**Aim:** The data below is to be returned in full and exactly.

**Provided information:**
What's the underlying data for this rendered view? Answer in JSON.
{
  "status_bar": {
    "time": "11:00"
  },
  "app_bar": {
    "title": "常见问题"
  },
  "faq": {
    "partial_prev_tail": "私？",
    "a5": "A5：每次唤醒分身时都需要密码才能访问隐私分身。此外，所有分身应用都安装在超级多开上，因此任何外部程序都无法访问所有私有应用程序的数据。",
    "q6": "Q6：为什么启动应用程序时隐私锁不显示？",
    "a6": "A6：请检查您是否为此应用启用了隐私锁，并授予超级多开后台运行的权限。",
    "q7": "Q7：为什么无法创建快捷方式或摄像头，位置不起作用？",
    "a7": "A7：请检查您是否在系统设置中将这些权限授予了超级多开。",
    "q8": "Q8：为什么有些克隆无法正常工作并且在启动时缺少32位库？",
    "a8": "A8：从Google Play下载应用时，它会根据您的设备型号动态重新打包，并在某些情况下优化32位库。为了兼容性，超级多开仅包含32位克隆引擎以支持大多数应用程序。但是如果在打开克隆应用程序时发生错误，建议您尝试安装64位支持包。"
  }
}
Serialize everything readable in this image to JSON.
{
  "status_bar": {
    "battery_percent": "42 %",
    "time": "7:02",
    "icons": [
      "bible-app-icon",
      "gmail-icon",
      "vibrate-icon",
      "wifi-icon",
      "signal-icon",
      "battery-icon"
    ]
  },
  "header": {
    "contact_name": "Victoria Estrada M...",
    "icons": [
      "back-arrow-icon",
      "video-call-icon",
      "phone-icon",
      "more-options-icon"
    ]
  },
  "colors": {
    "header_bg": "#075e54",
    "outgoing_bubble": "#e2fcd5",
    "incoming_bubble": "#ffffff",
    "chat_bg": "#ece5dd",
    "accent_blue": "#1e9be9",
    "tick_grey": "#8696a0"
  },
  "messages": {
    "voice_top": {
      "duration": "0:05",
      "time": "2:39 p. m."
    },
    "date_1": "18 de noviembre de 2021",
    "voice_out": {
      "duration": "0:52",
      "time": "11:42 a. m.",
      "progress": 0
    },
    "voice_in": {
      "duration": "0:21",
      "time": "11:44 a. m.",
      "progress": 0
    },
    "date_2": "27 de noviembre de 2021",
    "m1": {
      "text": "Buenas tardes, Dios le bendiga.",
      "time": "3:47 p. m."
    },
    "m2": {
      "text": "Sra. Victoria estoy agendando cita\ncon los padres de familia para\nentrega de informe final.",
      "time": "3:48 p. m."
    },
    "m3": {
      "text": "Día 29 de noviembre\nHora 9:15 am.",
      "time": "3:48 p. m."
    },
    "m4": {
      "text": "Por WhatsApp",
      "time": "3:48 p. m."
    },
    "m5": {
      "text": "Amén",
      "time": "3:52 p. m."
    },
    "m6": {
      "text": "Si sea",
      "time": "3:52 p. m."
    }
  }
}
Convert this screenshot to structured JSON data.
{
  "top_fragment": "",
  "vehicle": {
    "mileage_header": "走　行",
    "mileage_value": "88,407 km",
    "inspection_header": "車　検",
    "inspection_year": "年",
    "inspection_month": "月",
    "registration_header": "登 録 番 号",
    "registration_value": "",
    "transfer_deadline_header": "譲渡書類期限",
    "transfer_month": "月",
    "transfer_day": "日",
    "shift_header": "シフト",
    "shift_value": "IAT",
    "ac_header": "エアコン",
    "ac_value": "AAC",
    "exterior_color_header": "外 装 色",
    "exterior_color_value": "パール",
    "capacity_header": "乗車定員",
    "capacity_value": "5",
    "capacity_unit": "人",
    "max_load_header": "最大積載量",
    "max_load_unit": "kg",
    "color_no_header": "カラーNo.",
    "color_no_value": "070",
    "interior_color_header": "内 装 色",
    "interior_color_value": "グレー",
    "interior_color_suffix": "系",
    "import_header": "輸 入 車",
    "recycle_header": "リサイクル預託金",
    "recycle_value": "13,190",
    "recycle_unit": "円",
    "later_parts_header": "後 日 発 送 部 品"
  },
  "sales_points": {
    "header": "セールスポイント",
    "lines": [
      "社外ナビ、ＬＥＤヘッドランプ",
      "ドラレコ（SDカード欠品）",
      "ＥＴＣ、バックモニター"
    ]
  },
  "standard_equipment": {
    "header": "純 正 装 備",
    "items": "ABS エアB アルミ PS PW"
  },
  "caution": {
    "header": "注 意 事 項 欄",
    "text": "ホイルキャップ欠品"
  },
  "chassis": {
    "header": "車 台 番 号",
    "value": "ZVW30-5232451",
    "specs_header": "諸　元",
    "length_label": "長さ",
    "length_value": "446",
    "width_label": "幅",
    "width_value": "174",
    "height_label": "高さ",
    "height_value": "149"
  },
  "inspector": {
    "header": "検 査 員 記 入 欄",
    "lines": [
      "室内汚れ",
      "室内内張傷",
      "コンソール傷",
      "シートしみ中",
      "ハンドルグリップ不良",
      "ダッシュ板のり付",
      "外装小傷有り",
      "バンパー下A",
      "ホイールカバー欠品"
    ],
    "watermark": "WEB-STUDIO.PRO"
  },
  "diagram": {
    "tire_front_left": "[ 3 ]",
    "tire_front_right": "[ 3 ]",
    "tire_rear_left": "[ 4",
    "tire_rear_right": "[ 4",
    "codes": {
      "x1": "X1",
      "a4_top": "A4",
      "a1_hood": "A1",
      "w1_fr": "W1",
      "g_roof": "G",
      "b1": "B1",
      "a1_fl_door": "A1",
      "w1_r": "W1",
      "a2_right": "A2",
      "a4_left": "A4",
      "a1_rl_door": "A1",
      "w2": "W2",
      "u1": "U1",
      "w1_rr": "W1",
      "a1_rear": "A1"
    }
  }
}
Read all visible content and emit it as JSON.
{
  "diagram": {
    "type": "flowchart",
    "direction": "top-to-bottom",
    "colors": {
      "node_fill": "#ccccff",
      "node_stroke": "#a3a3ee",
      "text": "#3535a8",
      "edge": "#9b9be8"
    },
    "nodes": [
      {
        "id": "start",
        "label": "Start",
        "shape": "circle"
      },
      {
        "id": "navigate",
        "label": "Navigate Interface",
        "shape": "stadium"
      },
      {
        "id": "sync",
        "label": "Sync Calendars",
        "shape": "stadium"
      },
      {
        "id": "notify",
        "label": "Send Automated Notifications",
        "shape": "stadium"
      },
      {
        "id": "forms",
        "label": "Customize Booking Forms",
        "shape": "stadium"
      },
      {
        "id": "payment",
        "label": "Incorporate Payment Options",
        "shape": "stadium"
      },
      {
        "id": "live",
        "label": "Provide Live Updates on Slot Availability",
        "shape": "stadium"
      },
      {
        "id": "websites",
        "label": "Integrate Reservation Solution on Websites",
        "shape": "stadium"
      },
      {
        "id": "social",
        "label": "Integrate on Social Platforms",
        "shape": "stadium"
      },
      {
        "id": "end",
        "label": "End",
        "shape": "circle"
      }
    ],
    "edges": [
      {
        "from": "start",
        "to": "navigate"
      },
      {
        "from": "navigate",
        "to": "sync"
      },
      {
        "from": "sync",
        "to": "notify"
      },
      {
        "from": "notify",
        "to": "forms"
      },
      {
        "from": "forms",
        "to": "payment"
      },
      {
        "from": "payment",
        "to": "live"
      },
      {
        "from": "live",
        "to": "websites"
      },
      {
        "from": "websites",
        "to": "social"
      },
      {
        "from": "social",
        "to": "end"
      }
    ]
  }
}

**The solution:**
What's the underlying data for this rendered view? Answer in JSON.
{
  "status_bar": {
    "time": "11:00"
  },
  "app_bar": {
    "title": "常见问题"
  },
  "faq": {
    "partial_prev_tail": "私？",
    "a5": "A5：每次唤醒分身时都需要密码才能访问隐私分身。此外，所有分身应用都安装在超级多开上，因此任何外部程序都无法访问所有私有应用程序的数据。",
    "q6": "Q6：为什么启动应用程序时隐私锁不显示？",
    "a6": "A6：请检查您是否为此应用启用了隐私锁，并授予超级多开后台运行的权限。",
    "q7": "Q7：为什么无法创建快捷方式或摄像头，位置不起作用？",
    "a7": "A7：请检查您是否在系统设置中将这些权限授予了超级多开。",
    "q8": "Q8：为什么有些克隆无法正常工作并且在启动时缺少32位库？",
    "a8": "A8：从Google Play下载应用时，它会根据您的设备型号动态重新打包，并在某些情况下优化32位库。为了兼容性，超级多开仅包含32位克隆引擎以支持大多数应用程序。但是如果在打开克隆应用程序时发生错误，建议您尝试安装64位支持包。"
  }
}
Serialize everything readable in this image to JSON.
{
  "status_bar": {
    "battery_percent": "42 %",
    "time": "7:02",
    "icons": [
      "bible-app-icon",
      "gmail-icon",
      "vibrate-icon",
      "wifi-icon",
      "signal-icon",
      "battery-icon"
    ]
  },
  "header": {
    "contact_name": "Victoria Estrada M...",
    "icons": [
      "back-arrow-icon",
      "video-call-icon",
      "phone-icon",
      "more-options-icon"
    ]
  },
  "colors": {
    "header_bg": "#075e54",
    "outgoing_bubble": "#e2fcd5",
    "incoming_bubble": "#ffffff",
    "chat_bg": "#ece5dd",
    "accent_blue": "#1e9be9",
    "tick_grey": "#8696a0"
  },
  "messages": {
    "voice_top": {
      "duration": "0:05",
      "time": "2:39 p. m."
    },
    "date_1": "18 de noviembre de 2021",
    "voice_out": {
      "duration": "0:52",
      "time": "11:42 a. m.",
      "progress": 0
    },
    "voice_in": {
      "duration": "0:21",
      "time": "11:44 a. m.",
      "progress": 0
    },
    "date_2": "27 de noviembre de 2021",
    "m1": {
      "text": "Buenas tardes, Dios le bendiga.",
      "time": "3:47 p. m."
    },
    "m2": {
      "text": "Sra. Victoria estoy agendando cita\ncon los padres de familia para\nentrega de informe final.",
      "time": "3:48 p. m."
    },
    "m3": {
      "text": "Día 29 de noviembre\nHora 9:15 am.",
      "time": "3:48 p. m."
    },
    "m4": {
      "text": "Por WhatsApp",
      "time": "3:48 p. m."
    },
    "m5": {
      "text": "Amén",
      "time": "3:52 p. m."
    },
    "m6": {
      "text": "Si sea",
      "time": "3:52 p. m."
    }
  }
}
Convert this screenshot to structured JSON data.
{
  "top_fragment": "",
  "vehicle": {
    "mileage_header": "走　行",
    "mileage_value": "88,407 km",
    "inspection_header": "車　検",
    "inspection_year": "年",
    "inspection_month": "月",
    "registration_header": "登 録 番 号",
    "registration_value": "",
    "transfer_deadline_header": "譲渡書類期限",
    "transfer_month": "月",
    "transfer_day": "日",
    "shift_header": "シフト",
    "shift_value": "IAT",
    "ac_header": "エアコン",
    "ac_value": "AAC",
    "exterior_color_header": "外 装 色",
    "exterior_color_value": "パール",
    "capacity_header": "乗車定員",
    "capacity_value": "5",
    "capacity_unit": "人",
    "max_load_header": "最大積載量",
    "max_load_unit": "kg",
    "color_no_header": "カラーNo.",
    "color_no_value": "070",
    "interior_color_header": "内 装 色",
    "interior_color_value": "グレー",
    "interior_color_suffix": "系",
    "import_header": "輸 入 車",
    "recycle_header": "リサイクル預託金",
    "recycle_value": "13,190",
    "recycle_unit": "円",
    "later_parts_header": "後 日 発 送 部 品"
  },
  "sales_points": {
    "header": "セールスポイント",
    "lines": [
      "社外ナビ、ＬＥＤヘッドランプ",
      "ドラレコ（SDカード欠品）",
      "ＥＴＣ、バックモニター"
    ]
  },
  "standard_equipment": {
    "header": "純 正 装 備",
    "items": "ABS エアB アルミ PS PW"
  },
  "caution": {
    "header": "注 意 事 項 欄",
    "text": "ホイルキャップ欠品"
  },
  "chassis": {
    "header": "車 台 番 号",
    "value": "ZVW30-5232451",
    "specs_header": "諸　元",
    "length_label": "長さ",
    "length_value": "446",
    "width_label": "幅",
    "width_value": "174",
    "height_label": "高さ",
    "height_value": "149"
  },
  "inspector": {
    "header": "検 査 員 記 入 欄",
    "lines": [
      "室内汚れ",
      "室内内張傷",
      "コンソール傷",
      "シートしみ中",
      "ハンドルグリップ不良",
      "ダッシュ板のり付",
      "外装小傷有り",
      "バンパー下A",
      "ホイールカバー欠品"
    ],
    "watermark": "WEB-STUDIO.PRO"
  },
  "diagram": {
    "tire_front_left": "[ 3 ]",
    "tire_front_right": "[ 3 ]",
    "tire_rear_left": "[ 4",
    "tire_rear_right": "[ 4",
    "codes": {
      "x1": "X1",
      "a4_top": "A4",
      "a1_hood": "A1",
      "w1_fr": "W1",
      "g_roof": "G",
      "b1": "B1",
      "a1_fl_door": "A1",
      "w1_r": "W1",
      "a2_right": "A2",
      "a4_left": "A4",
      "a1_rl_door": "A1",
      "w2": "W2",
      "u1": "U1",
      "w1_rr": "W1",
      "a1_rear": "A1"
    }
  }
}
Read all visible content and emit it as JSON.
{
  "diagram": {
    "type": "flowchart",
    "direction": "top-to-bottom",
    "colors": {
      "node_fill": "#ccccff",
      "node_stroke": "#a3a3ee",
      "text": "#3535a8",
      "edge": "#9b9be8"
    },
    "nodes": [
      {
        "id": "start",
        "label": "Start",
        "shape": "circle"
      },
      {
        "id": "navigate",
        "label": "Navigate Interface",
        "shape": "stadium"
      },
      {
        "id": "sync",
        "label": "Sync Calendars",
        "shape": "stadium"
      },
      {
        "id": "notify",
        "label": "Send Automated Notifications",
        "shape": "stadium"
      },
      {
        "id": "forms",
        "label": "Customize Booking Forms",
        "shape": "stadium"
      },
      {
        "id": "payment",
        "label": "Incorporate Payment Options",
        "shape": "stadium"
      },
      {
        "id": "live",
        "label": "Provide Live Updates on Slot Availability",
        "shape": "stadium"
      },
      {
        "id": "websites",
        "label": "Integrate Reservation Solution on Websites",
        "shape": "stadium"
      },
      {
        "id": "social",
        "label": "Integrate on Social Platforms",
        "shape": "stadium"
      },
      {
        "id": "end",
        "label": "End",
        "shape": "circle"
      }
    ],
    "edges": [
      {
        "from": "start",
        "to": "navigate"
      },
      {
        "from": "navigate",
        "to": "sync"
      },
      {
        "from": "sync",
        "to": "notify"
      },
      {
        "from": "notify",
        "to": "forms"
      },
      {
        "from": "forms",
        "to": "payment"
      },
      {
        "from": "payment",
        "to": "live"
      },
      {
        "from": "live",
        "to": "websites"
      },
      {
        "from": "websites",
        "to": "social"
      },
      {
        "from": "social",
        "to": "end"
      }
    ]
  }
}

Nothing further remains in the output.